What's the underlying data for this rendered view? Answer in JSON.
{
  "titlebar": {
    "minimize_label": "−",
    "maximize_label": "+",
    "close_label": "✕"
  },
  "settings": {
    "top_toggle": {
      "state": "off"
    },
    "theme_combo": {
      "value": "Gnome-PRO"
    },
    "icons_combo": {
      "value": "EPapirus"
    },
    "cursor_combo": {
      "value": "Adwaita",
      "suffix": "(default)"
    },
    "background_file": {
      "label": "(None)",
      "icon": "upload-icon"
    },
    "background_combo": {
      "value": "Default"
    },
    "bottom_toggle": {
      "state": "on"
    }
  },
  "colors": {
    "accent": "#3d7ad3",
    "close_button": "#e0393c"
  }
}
* * * * * * *
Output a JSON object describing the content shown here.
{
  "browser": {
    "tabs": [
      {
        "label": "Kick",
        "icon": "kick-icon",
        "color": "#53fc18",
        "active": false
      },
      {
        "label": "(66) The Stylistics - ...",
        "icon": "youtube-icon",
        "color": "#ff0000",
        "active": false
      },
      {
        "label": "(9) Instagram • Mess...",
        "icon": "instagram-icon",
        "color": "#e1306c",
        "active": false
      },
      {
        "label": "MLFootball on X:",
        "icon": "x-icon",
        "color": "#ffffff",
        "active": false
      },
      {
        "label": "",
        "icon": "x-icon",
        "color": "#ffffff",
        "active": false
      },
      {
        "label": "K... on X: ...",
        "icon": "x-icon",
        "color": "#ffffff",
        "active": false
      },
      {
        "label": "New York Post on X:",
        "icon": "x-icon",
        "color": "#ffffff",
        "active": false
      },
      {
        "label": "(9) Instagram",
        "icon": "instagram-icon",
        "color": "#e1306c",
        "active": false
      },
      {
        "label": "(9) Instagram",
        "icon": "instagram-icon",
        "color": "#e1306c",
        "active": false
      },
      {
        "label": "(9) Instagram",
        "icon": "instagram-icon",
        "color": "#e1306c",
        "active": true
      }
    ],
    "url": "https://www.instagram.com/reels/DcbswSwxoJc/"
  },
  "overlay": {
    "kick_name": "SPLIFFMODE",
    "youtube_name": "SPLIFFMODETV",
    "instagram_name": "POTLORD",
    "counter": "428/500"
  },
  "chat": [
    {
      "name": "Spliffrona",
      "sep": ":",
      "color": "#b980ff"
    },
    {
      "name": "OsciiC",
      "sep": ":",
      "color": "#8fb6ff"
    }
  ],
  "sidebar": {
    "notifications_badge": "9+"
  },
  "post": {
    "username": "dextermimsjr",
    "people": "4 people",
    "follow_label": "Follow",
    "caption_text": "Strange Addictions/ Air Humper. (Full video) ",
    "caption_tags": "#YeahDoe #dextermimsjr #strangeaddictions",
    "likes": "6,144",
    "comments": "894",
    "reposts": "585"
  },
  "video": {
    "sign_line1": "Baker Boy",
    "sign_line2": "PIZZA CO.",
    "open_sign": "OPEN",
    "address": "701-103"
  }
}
* * * * * * *
What the task asks: In the records above, find each line with the word "video" and copy it.

Full answer:
    "caption_text": "Strange Addictions/ Air Humper. (Full video) ",
  "video": {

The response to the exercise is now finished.